■ Stated exercise
All lines in the data bearing the string "Sitzung" should be identified and copied.

■ Supplied records
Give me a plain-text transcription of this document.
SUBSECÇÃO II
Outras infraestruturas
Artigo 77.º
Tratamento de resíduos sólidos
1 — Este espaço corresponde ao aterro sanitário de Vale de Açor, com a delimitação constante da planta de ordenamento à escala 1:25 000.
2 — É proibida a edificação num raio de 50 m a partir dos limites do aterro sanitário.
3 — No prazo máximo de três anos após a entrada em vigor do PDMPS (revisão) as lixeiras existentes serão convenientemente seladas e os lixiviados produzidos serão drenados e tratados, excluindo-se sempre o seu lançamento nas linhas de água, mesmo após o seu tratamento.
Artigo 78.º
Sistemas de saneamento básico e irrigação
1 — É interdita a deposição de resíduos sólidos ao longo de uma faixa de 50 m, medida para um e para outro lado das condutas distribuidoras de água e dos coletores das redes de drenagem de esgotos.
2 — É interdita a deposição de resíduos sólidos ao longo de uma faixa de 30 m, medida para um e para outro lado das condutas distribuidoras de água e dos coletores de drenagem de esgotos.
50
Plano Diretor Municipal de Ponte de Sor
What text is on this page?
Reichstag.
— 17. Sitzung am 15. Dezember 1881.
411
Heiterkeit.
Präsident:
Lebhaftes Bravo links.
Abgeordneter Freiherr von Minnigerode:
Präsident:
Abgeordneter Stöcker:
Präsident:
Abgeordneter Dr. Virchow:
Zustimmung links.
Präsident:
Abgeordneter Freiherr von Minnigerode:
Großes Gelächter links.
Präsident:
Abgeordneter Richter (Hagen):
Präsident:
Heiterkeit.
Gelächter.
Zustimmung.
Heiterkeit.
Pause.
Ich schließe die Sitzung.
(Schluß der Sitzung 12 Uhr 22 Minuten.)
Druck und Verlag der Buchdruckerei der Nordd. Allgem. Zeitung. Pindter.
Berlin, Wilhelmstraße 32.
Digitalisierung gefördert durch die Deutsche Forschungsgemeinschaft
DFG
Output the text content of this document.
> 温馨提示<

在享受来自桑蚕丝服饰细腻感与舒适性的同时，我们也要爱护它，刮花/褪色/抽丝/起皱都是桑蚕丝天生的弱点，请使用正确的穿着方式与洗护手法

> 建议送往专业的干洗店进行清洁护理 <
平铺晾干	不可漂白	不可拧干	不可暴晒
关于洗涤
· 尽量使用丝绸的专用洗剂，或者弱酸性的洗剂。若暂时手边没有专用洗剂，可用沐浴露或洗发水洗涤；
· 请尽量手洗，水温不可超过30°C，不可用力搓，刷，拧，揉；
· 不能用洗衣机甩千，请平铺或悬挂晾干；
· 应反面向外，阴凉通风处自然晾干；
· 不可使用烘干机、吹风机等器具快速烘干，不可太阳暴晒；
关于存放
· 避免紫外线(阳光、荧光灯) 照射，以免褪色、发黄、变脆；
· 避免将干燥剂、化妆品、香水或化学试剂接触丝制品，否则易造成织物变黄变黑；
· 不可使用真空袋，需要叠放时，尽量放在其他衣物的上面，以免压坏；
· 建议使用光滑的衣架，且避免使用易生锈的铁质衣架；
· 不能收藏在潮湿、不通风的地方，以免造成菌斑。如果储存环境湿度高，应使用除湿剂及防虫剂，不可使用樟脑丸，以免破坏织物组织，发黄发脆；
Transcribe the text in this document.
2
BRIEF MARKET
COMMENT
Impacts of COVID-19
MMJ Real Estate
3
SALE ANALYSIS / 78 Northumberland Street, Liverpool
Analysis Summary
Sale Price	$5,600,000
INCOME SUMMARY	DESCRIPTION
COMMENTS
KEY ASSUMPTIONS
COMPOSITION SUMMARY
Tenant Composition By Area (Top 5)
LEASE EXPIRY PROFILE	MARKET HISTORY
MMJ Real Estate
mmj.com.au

■ Solution to this task
— 17. Sitzung am 15. Dezember 1881.
Ich schließe die Sitzung.
(Schluß der Sitzung 12 Uhr 22 Minuten.)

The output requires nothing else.